◆ Task to carry out:
Extract the lines that hold the string "fill".

[Record excerpts start]

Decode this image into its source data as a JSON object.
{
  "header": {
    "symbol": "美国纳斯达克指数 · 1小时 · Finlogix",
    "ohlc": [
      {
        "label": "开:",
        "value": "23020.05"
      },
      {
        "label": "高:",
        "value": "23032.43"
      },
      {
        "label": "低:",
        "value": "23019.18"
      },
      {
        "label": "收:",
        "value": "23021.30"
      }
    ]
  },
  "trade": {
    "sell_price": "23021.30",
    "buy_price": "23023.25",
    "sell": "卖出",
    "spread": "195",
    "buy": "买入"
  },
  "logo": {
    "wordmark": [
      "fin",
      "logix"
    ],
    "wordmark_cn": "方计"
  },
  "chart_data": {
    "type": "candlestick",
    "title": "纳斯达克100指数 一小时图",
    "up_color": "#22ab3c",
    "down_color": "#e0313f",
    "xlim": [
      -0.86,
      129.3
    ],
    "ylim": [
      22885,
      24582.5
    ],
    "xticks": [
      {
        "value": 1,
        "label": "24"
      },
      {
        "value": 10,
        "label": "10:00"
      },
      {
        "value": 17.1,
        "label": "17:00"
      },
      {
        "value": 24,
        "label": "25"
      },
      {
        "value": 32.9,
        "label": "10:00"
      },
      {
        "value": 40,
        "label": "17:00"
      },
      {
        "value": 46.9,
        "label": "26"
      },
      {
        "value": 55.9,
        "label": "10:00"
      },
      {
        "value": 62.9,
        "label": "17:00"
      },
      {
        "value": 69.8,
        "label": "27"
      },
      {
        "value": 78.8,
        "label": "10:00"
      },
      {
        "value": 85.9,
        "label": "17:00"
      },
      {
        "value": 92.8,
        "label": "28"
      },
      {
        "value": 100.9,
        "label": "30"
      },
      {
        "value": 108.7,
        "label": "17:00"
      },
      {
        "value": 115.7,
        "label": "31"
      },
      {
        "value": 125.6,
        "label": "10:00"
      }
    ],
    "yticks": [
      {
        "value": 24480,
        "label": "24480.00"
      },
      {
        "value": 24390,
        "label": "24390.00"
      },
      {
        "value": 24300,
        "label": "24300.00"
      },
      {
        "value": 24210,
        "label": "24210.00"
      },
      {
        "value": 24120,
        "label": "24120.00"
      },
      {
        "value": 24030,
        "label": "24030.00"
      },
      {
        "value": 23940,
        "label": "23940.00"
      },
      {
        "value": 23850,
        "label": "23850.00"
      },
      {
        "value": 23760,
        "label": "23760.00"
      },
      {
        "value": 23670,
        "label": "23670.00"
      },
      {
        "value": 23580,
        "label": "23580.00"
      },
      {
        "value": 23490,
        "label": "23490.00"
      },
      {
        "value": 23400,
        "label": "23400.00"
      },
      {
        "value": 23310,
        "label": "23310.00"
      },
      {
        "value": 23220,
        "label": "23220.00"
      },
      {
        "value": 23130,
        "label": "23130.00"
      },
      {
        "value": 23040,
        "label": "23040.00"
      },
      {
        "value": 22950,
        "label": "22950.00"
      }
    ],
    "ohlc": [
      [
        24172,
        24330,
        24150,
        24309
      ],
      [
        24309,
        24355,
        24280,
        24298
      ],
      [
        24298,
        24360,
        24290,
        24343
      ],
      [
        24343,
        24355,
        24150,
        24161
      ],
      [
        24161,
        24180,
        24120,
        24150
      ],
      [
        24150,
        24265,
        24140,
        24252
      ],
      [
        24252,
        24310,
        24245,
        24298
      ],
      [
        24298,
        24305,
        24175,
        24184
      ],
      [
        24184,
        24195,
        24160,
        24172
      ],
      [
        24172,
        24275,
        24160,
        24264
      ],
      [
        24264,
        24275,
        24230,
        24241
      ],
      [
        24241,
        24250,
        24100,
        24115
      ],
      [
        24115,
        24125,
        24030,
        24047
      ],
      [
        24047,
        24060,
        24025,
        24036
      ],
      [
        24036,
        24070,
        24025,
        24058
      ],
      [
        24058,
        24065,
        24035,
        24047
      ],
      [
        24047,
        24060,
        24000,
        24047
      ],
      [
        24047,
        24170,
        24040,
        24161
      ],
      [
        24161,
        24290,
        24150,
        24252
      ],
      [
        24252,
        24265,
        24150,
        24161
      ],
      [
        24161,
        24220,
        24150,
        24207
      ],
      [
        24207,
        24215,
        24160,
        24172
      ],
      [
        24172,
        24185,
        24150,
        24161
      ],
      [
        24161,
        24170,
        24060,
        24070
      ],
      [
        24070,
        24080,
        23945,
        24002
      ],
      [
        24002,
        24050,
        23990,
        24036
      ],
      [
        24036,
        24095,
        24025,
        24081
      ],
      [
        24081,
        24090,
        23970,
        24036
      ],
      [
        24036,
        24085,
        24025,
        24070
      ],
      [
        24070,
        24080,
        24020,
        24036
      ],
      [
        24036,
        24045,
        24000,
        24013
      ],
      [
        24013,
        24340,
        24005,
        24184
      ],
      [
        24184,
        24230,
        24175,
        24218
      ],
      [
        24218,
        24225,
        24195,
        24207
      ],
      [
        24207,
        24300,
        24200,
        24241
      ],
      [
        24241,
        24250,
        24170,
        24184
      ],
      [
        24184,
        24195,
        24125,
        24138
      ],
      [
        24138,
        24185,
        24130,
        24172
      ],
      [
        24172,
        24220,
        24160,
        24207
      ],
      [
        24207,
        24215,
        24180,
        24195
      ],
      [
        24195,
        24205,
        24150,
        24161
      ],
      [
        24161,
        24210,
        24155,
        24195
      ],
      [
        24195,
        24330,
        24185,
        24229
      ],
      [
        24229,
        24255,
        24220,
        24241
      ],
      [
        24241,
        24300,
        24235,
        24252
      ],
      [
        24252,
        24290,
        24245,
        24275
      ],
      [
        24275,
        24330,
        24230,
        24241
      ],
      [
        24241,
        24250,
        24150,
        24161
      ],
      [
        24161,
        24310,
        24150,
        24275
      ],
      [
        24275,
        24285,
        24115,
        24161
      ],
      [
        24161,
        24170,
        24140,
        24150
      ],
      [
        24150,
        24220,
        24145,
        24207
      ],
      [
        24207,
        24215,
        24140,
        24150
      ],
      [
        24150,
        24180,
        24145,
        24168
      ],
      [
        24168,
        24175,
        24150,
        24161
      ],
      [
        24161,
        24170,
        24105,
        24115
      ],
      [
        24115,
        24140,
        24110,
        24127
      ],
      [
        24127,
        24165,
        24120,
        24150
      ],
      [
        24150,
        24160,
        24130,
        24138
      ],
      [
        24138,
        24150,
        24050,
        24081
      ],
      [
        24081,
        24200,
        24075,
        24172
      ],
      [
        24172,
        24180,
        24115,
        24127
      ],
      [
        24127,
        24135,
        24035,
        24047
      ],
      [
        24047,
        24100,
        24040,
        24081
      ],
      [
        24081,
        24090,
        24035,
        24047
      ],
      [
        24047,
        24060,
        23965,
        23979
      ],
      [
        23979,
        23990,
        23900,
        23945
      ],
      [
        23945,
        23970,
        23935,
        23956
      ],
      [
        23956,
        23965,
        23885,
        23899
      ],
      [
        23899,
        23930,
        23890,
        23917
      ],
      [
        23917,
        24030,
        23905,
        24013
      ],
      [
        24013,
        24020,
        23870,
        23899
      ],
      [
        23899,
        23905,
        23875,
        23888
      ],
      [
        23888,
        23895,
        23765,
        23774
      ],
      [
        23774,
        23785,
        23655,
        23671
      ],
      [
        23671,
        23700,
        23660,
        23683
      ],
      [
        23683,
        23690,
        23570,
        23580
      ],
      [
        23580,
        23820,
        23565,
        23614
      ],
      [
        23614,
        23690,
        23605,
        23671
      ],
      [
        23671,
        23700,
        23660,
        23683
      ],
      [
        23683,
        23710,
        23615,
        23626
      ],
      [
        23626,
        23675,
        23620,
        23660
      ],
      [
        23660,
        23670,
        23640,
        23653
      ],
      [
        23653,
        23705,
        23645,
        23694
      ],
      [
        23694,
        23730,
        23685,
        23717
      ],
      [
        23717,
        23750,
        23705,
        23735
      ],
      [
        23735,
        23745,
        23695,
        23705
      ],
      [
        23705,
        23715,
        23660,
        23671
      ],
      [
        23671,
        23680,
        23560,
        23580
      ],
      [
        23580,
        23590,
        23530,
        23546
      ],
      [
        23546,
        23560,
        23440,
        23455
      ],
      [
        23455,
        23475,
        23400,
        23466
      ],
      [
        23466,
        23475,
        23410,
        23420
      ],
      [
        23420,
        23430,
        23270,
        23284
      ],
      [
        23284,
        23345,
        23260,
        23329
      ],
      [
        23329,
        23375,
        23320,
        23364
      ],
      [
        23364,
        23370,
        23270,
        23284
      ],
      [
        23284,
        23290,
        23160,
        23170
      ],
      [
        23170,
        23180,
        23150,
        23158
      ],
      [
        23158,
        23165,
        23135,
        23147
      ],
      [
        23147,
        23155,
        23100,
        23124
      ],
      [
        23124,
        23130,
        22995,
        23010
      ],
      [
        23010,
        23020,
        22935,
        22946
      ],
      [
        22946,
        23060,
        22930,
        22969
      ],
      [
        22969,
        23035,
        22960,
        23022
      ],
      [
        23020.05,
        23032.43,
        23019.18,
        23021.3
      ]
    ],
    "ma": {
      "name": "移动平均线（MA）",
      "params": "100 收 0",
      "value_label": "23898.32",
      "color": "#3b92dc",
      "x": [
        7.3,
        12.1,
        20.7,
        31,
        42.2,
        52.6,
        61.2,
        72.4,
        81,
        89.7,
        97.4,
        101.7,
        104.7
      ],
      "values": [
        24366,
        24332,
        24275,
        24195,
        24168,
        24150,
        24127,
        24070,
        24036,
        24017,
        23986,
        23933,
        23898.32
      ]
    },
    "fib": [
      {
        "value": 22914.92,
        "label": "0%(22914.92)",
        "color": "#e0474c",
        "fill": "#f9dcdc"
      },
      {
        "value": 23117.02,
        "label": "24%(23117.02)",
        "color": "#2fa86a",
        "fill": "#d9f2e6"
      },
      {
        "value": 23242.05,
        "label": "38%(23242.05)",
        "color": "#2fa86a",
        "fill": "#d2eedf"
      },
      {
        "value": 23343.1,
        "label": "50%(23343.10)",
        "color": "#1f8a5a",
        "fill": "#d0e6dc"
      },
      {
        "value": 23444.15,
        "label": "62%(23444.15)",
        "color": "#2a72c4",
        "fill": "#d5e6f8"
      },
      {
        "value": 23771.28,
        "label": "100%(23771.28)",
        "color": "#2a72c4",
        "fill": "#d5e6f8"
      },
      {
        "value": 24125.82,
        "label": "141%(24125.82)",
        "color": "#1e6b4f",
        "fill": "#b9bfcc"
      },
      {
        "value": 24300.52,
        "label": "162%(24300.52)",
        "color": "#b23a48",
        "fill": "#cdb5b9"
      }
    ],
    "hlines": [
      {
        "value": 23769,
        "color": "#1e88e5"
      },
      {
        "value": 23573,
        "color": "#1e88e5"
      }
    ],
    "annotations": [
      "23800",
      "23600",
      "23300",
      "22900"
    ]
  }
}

[Record excerpts end]

◆ The result:
        "fill": "#f9dcdc"
        "fill": "#d9f2e6"
        "fill": "#d2eedf"
        "fill": "#d0e6dc"
        "fill": "#d5e6f8"
        "fill": "#d5e6f8"
        "fill": "#b9bfcc"
        "fill": "#cdb5b9"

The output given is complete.